**Excerto selecionado:**
=====

O curso que não “pareceu estranho” — mas que a justiça investiga

Fazia todo o sentido: Pablo Casado, um jovem que subia no PP como um meteorito, podia ali aprofundar as suas bases em Direito, área na qual se licenciou, em particular na sua área de intervenção como deputado regional. O que fez menos sentido, porém, foi a maneira como fez o curso: entregou apenas quatro dos 90 trabalhos exigidos e assistiu somente às aulas de quatro das 18 cadeiras previstas naquele curso. Ainda assim, ficou com o título de mestre em Direito Autonómico e Local.

O mestrado fictício que está a criar um problema bem real para o partido de Rajoy

O escândalo rebentou em abril, um mês depois de outro, com Cristina Cifuentes, então presidente do governo regional de Madrid e figura destacada do PP, com contornos em muito semelhantes. Também naquela universidade e naquele mestrado, Cristina Cifuentes recebeu um diploma que agora as autoridades investigam. Isto porque, apesar de não se lhe conhecer nenhum trabalho de fim de curso, Cristina Cifuentes foi aprovada com a assinatura de três professores — entre os quais, duas dizem não ter estado presentes, indiciando que as suas assinaturas foram forjadas pelo terceiro membro do júri, o diretor do mestrado, Enrique Álvarez Conde. Um mês depois de as primeiras notícias saírem, Cristina Cifuentes demitiu-se.

A gota de água que entornou o copo da presidente do governo regional de Madrid não foi o mestrado, mas antes um vídeo onde era apanhada a roubar cremes — mas foi no caso de mestrado que foi constituída arguida, estando agora a aguardar julgamento.

Quando chegou a vez de Pablo Casado responder pela sua polémica, à altura em que as alegadas irregularidades do seu mestrado foram divulgadas, o jovem político disse: “Fiz o que me foi pedido, não me pareceu estranho. Se houve algo que não foi feito de forma correta, desconheço-o”. Na altura, o PP nem sonhava que ia ser empurrado para fora do Governo pelo PSOE, que atravessava um dos seus piores momentos. Mas foi. E, mesmo com este caso a pender-lhe sobre a cabeça, Pablo Casado avançou — e, já sabemos, tornou-se líder do partido.

“Fiz o que me foi pedido, não me pareceu estranho. Se houve algo que não foi feito de forma correta, desconheço-o."
Pablo Casado, a 12 de abril, na primeira vez que reagiu à polémica do mestrado

Durante todo esse tempo, Casado foi investigado. A juíza de instrução responsável pelo caso, Carmen Rodríguez-Medel, por não ter poder de o julgar — ao contrário de Cristina Cifuentes, que se demitiu, Pablo Casado tem imunidade, uma vez que é deputado —, escreveu, ainda assim, uma recomendação ao Tribunal Supremo para que este constituísse Pablo Casado como arguido.

=====

**Conjunto de dados:**
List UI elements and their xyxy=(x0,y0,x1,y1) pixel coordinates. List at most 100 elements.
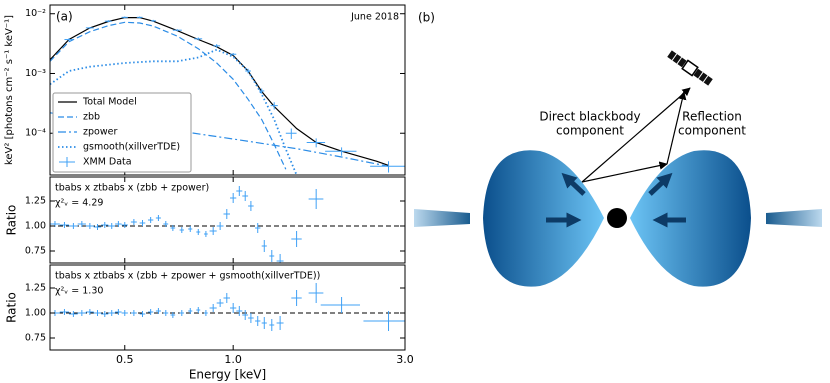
data-point xyxy=(139,311,146,317)
y-tick-label: 0.75 xyxy=(25,246,46,257)
legend-label: zbb xyxy=(83,112,100,123)
data-point xyxy=(59,222,69,228)
data-point xyxy=(223,209,231,219)
data-point xyxy=(213,44,221,48)
data-point xyxy=(306,138,326,148)
outflow-lobe-right xyxy=(630,150,751,287)
legend-label: XMM Data xyxy=(83,157,132,168)
outflow-lobe-left xyxy=(483,150,604,287)
data-point xyxy=(85,26,94,29)
legend-frame xyxy=(52,92,192,173)
data-point xyxy=(108,223,116,229)
data-point xyxy=(115,221,122,227)
data-point xyxy=(170,225,176,231)
y-tick-label: 1.00 xyxy=(25,308,46,319)
data-point xyxy=(136,16,143,19)
annotation: Reflection xyxy=(682,110,742,124)
plot-area xyxy=(50,186,405,263)
flow-arrows xyxy=(546,172,686,228)
data-point xyxy=(68,311,78,317)
data-point xyxy=(163,310,169,316)
stat-label: χ²ᵥ = 1.30 xyxy=(55,286,103,297)
data-point xyxy=(248,201,254,211)
light-paths xyxy=(581,87,691,183)
legend: Total Model zbb zpower gsmooth(xillverTDE) X… xyxy=(52,92,192,173)
y-axis-label: Ratio xyxy=(5,292,19,323)
x-tick-label: 1.0 xyxy=(224,353,242,366)
data-point xyxy=(236,186,243,196)
stat-label: χ²ᵥ = 4.29 xyxy=(55,198,103,209)
data-point xyxy=(276,254,284,263)
data-point xyxy=(115,309,122,315)
plot-area xyxy=(50,283,405,331)
annotation: June 2018 xyxy=(350,12,399,23)
y-tick-label: 1.25 xyxy=(25,196,46,207)
y-tick-label: 0.75 xyxy=(25,333,46,344)
data-point xyxy=(242,191,249,201)
data-point xyxy=(204,231,208,237)
black-hole xyxy=(607,208,627,228)
series-line xyxy=(50,21,287,170)
data-point xyxy=(194,37,203,41)
legend-label: gsmooth(xillverTDE) xyxy=(83,142,180,153)
annotation: component xyxy=(678,124,746,138)
data-point xyxy=(121,16,128,19)
data-point xyxy=(242,310,249,320)
data-point xyxy=(150,19,156,22)
data-point xyxy=(320,297,361,313)
data-point xyxy=(155,215,161,221)
data-point xyxy=(269,250,275,262)
annotation: component xyxy=(556,124,624,138)
model-label: tbabs x ztbabs x (zbb + zpower) xyxy=(55,183,209,194)
data-point xyxy=(255,316,261,326)
data-point xyxy=(139,220,146,226)
axes-frame xyxy=(49,4,406,176)
data-point xyxy=(209,227,217,235)
model-label: tbabs x ztbabs x (zbb + zpower + gsmooth… xyxy=(55,271,320,282)
data-point xyxy=(188,226,193,232)
data-point xyxy=(85,223,94,229)
data-point xyxy=(130,310,137,316)
y-tick-label: 10⁻² xyxy=(25,8,46,19)
panel-label: (a) xyxy=(56,10,73,24)
data-point xyxy=(93,224,102,230)
data-point xyxy=(101,222,109,228)
legend-label: zpower xyxy=(83,127,117,138)
x-tick-label: 3.0 xyxy=(396,353,414,366)
data-point xyxy=(172,29,182,32)
axes-frame xyxy=(49,264,406,351)
data-point xyxy=(308,283,324,303)
data-point xyxy=(130,219,137,225)
data-point xyxy=(204,310,208,316)
data-point xyxy=(147,217,154,223)
data-point xyxy=(59,309,69,315)
panel-label: (b) xyxy=(418,11,435,25)
data-point xyxy=(179,227,184,233)
data-point xyxy=(216,222,224,230)
data-point xyxy=(248,313,254,323)
data-point xyxy=(179,310,184,316)
data-point xyxy=(370,161,405,173)
data-point xyxy=(325,147,357,156)
annotation: Direct blackbody xyxy=(539,110,640,124)
data-point xyxy=(68,223,78,229)
data-point xyxy=(163,221,169,227)
data-point xyxy=(77,221,86,227)
disk-left xyxy=(414,209,470,227)
data-point xyxy=(223,293,231,303)
data-point xyxy=(285,128,297,140)
y-tick-label: 1.00 xyxy=(25,221,46,232)
data-point xyxy=(363,311,405,331)
x-tick-label: 0.5 xyxy=(116,353,134,366)
data-point xyxy=(291,290,302,306)
legend-label: Total Model xyxy=(82,97,137,108)
data-point xyxy=(245,68,251,74)
data-point xyxy=(77,310,86,316)
plot-area xyxy=(50,16,405,175)
data-point xyxy=(121,222,128,228)
data-point xyxy=(270,102,278,110)
data-point xyxy=(93,310,102,316)
data-point xyxy=(64,38,74,41)
data-point xyxy=(255,223,261,233)
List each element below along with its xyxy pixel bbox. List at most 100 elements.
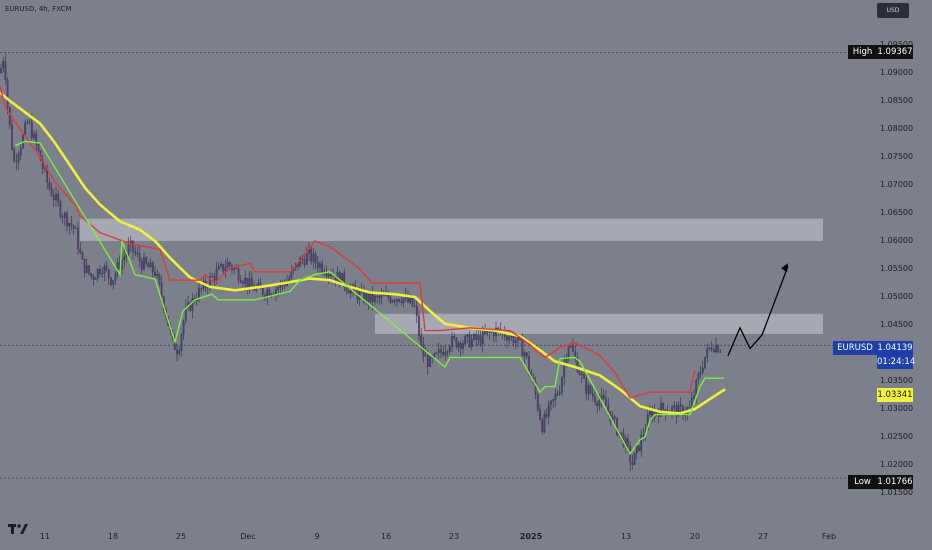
candle-body: [459, 343, 462, 349]
candle-body: [261, 288, 264, 295]
candle-body: [475, 334, 478, 340]
low-tag-label: Low: [848, 475, 877, 489]
price-axis-label: 1.04500: [880, 320, 914, 329]
candle-body: [17, 154, 20, 163]
candle-body: [90, 273, 93, 277]
candle-body: [453, 336, 456, 339]
currency-button[interactable]: USD: [877, 3, 909, 18]
candle-body: [0, 68, 2, 74]
candle-body: [158, 274, 161, 284]
candle-body: [70, 223, 73, 226]
candle-body: [613, 416, 616, 419]
candle-body: [642, 435, 645, 436]
time-axis-label: 16: [380, 532, 392, 541]
candle-body: [572, 346, 574, 352]
time-axis-label: 25: [175, 532, 187, 541]
candle-body: [325, 273, 328, 277]
candle-body: [470, 339, 473, 348]
candle-body: [451, 336, 453, 348]
candle-body: [435, 352, 438, 354]
candle-body: [180, 334, 183, 351]
candle-body: [512, 335, 515, 343]
candle-body: [550, 400, 552, 405]
candle-body: [583, 374, 585, 379]
candle-body: [649, 411, 651, 415]
candle-body: [24, 122, 27, 135]
candle-body: [602, 395, 605, 399]
candle-body: [536, 394, 539, 410]
candle-body: [717, 345, 720, 353]
candle-body: [706, 348, 709, 358]
candle-body: [640, 435, 643, 452]
candle-body: [114, 273, 117, 281]
candle-body: [539, 409, 541, 420]
candle-body: [701, 367, 704, 373]
candle-body: [242, 282, 244, 284]
candle-body: [411, 298, 414, 307]
candle-body: [545, 414, 548, 417]
candle-body: [13, 149, 16, 162]
candle-body: [596, 402, 599, 406]
time-axis-label: 27: [757, 532, 769, 541]
candle-body: [66, 213, 68, 227]
candle-body: [85, 265, 88, 273]
candle-body: [200, 288, 203, 290]
candle-body: [506, 336, 508, 341]
time-axis-label: Dec: [240, 532, 256, 541]
projection-arrow: [727, 265, 789, 357]
upper-resistance-zone: [80, 218, 823, 241]
candle-body: [50, 188, 53, 196]
price-axis-label: 1.03500: [880, 376, 914, 385]
candle-body: [303, 259, 306, 265]
candle-body: [488, 331, 491, 333]
candle-body: [587, 385, 590, 394]
candle-body: [2, 60, 5, 69]
candle-body: [521, 339, 524, 357]
tradingview-logo-icon: [8, 524, 28, 534]
candle-body: [525, 352, 528, 357]
arrow-head-icon: [781, 263, 788, 273]
candle-body: [400, 301, 403, 303]
low-tag-value: 1.01766: [877, 475, 913, 489]
candle-body: [673, 405, 676, 408]
candle-body: [81, 252, 84, 260]
candle-body: [389, 297, 392, 303]
time-axis-label: Feb: [821, 532, 837, 541]
candle-body: [101, 273, 104, 275]
candle-body: [37, 144, 40, 151]
candle-body: [35, 133, 38, 145]
candle-body: [4, 60, 7, 80]
candle-body: [314, 253, 317, 263]
candle-body: [327, 274, 330, 277]
candle-body: [418, 315, 420, 336]
time-axis-label: 2025: [519, 532, 543, 541]
price-axis-label: 1.08000: [880, 124, 914, 133]
candle-body: [398, 299, 401, 302]
candle-body: [391, 300, 394, 303]
candle-body: [217, 266, 220, 270]
candle-body: [48, 182, 51, 189]
candle-body: [151, 262, 154, 273]
candle-body: [534, 382, 537, 395]
candle-body: [558, 392, 561, 395]
price-axis-label: 1.08500: [880, 96, 914, 105]
candle-body: [712, 349, 715, 353]
candle-body: [63, 213, 66, 218]
candle-body: [468, 334, 471, 348]
candle-body: [715, 345, 717, 353]
candle-body: [679, 404, 682, 407]
candle-body: [413, 305, 416, 307]
candle-body: [710, 347, 713, 350]
candle-body: [693, 395, 695, 399]
price-axis-label: 1.03000: [880, 404, 914, 413]
price-axis-label: 1.02000: [880, 460, 914, 469]
candle-body: [15, 161, 18, 163]
candle-body: [123, 256, 126, 261]
candle-body: [30, 121, 33, 139]
current-tag-label: EURUSD: [833, 341, 877, 355]
candle-body: [299, 258, 302, 267]
candle-body: [198, 288, 200, 300]
candle-body: [154, 271, 156, 276]
candle-body: [250, 278, 253, 286]
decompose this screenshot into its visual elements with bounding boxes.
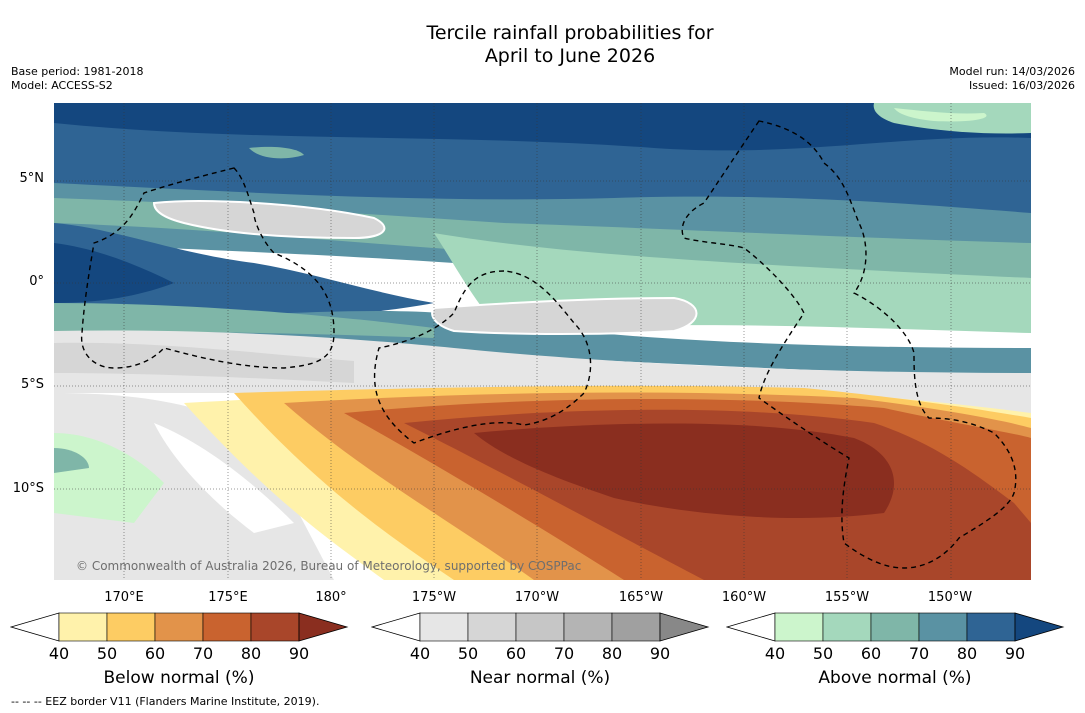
tick-below-40: 40 (48, 644, 70, 663)
colorbar-segment (202, 612, 252, 642)
tick-below-70: 70 (192, 644, 214, 663)
colorbar-segment (822, 612, 872, 642)
lon-label-155w: 155°W (824, 590, 870, 605)
tick-above-90: 90 (1004, 644, 1026, 663)
band-grey-mid (54, 342, 354, 383)
tick-above-60: 60 (860, 644, 882, 663)
colorbar-segment (419, 612, 469, 642)
tick-below-80: 80 (240, 644, 262, 663)
colorbar-segment (106, 612, 156, 642)
title-line-2: April to June 2026 (484, 45, 656, 67)
tick-near-80: 80 (601, 644, 623, 663)
lon-label-165w: 165°W (618, 590, 664, 605)
colorbar-segment (563, 612, 613, 642)
lon-label-160w: 160°W (721, 590, 767, 605)
colorbar-segment (58, 612, 108, 642)
band-light-teal-equator (54, 303, 434, 338)
colorbar-title-above: Above normal (%) (818, 668, 972, 688)
colorbar-segment (611, 612, 661, 642)
tick-near-60: 60 (505, 644, 527, 663)
colorbar-extend-high (1014, 612, 1065, 642)
colorbar-extend-high (298, 612, 349, 642)
colorbar-segment (966, 612, 1016, 642)
meta-right: Model run: 14/03/2026 Issued: 16/03/2026 (949, 65, 1075, 93)
colorbar-above-normal (726, 612, 1065, 642)
colorbar-near-normal (371, 612, 710, 642)
band-white-west (154, 423, 294, 533)
band-dark-brown (474, 423, 894, 518)
colorbar-segment (154, 612, 204, 642)
lon-label-180: 180° (315, 590, 347, 605)
band-teal-west (54, 448, 89, 473)
colorbar-segment (870, 612, 920, 642)
colorbar-extend-high (659, 612, 710, 642)
colorbar-segment (774, 612, 824, 642)
band-mint-west (54, 433, 164, 523)
issued-date: Issued: 16/03/2026 (968, 79, 1075, 92)
colorbar-segment (515, 612, 565, 642)
colorbar-extend-low (726, 612, 776, 642)
title-line-1: Tercile rainfall probabilities for (426, 22, 714, 44)
tick-above-70: 70 (908, 644, 930, 663)
rainfall-map: © Commonwealth of Australia 2026, Bureau… (54, 103, 1031, 580)
lat-label-0: 0° (29, 274, 44, 289)
tick-above-80: 80 (956, 644, 978, 663)
graticule (54, 103, 1031, 580)
meta-left: Base period: 1981-2018 Model: ACCESS-S2 (11, 65, 143, 93)
colorbar-title-near: Near normal (%) (469, 668, 611, 688)
colorbar-title-below: Below normal (%) (103, 668, 255, 688)
lon-label-170e: 170°E (104, 590, 144, 605)
tick-near-90: 90 (649, 644, 671, 663)
patch-mint-ne-light (894, 108, 987, 122)
band-dark-blue-west (54, 223, 434, 323)
tick-below-50: 50 (96, 644, 118, 663)
colorbar-below-normal (10, 612, 349, 642)
colorbar-extend-low (371, 612, 421, 642)
tick-above-40: 40 (764, 644, 786, 663)
eez-footnote: -- -- -- EEZ border V11 (Flanders Marine… (11, 695, 320, 708)
tick-near-40: 40 (409, 644, 431, 663)
model-name: Model: ACCESS-S2 (11, 79, 113, 92)
tick-above-50: 50 (812, 644, 834, 663)
map-title: Tercile rainfall probabilities for April… (0, 22, 1085, 68)
lon-label-175e: 175°E (208, 590, 248, 605)
patch-grey-equator (431, 296, 698, 335)
band-darkest-west (54, 243, 174, 303)
patch-grey-north (152, 200, 386, 240)
lat-label-10s: 10°S (12, 481, 44, 496)
lat-label-5s: 5°S (20, 377, 44, 392)
tick-below-90: 90 (288, 644, 310, 663)
lon-label-170w: 170°W (514, 590, 560, 605)
colorbar-segment (918, 612, 968, 642)
colorbar-segment (467, 612, 517, 642)
lon-label-175w: 175°W (411, 590, 457, 605)
tick-near-70: 70 (553, 644, 575, 663)
colorbar-segment (250, 612, 300, 642)
eez-borders (80, 120, 1017, 569)
model-run: Model run: 14/03/2026 (949, 65, 1075, 78)
lon-label-150w: 150°W (927, 590, 973, 605)
tick-below-60: 60 (144, 644, 166, 663)
tick-near-50: 50 (457, 644, 479, 663)
lat-label-5n: 5°N (19, 171, 45, 186)
base-period: Base period: 1981-2018 (11, 65, 144, 78)
patch-pale-north (249, 146, 304, 159)
colorbar-extend-low (10, 612, 60, 642)
copyright-credit: © Commonwealth of Australia 2026, Bureau… (76, 559, 581, 573)
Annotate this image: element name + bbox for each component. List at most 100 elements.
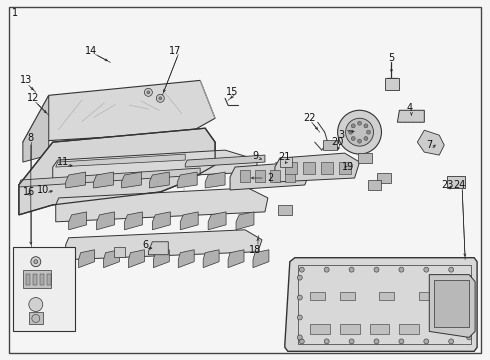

=====

**Instruções de trabalho:**
a – No excerto sobre o mestrado de Pablo Casado, quantos dos 90 trabalhos exigidos foram entregues por ele?
b – Nos registos, troque "legend-label" por "legend-text" no trecho que abre com a linha que contém "data-point xyxy=(139,311,146,317)" e fecha com a linha que contém "data-point xyxy=(136,16,143,19)". Reproduza só essas linhas, mantendo tudo o resto igual.
Os registos não têm qualquer relação com o texto.

**As respostas:**
a – Apenas quatro.

b –
data-point xyxy=(139,311,146,317)
y-tick-label: 0.75 xyxy=(25,246,46,257)
legend-text: zbb xyxy=(83,112,100,123)
data-point xyxy=(59,222,69,228)
data-point xyxy=(223,209,231,219)
data-point xyxy=(213,44,221,48)
data-point xyxy=(306,138,326,148)
outflow-lobe-right xyxy=(630,150,751,287)
legend-text: XMM Data xyxy=(83,157,132,168)
outflow-lobe-left xyxy=(483,150,604,287)
data-point xyxy=(85,26,94,29)
legend-frame xyxy=(52,92,192,173)
data-point xyxy=(108,223,116,229)
data-point xyxy=(115,221,122,227)
data-point xyxy=(170,225,176,231)
y-tick-label: 1.00 xyxy=(25,308,46,319)
data-point xyxy=(136,16,143,19)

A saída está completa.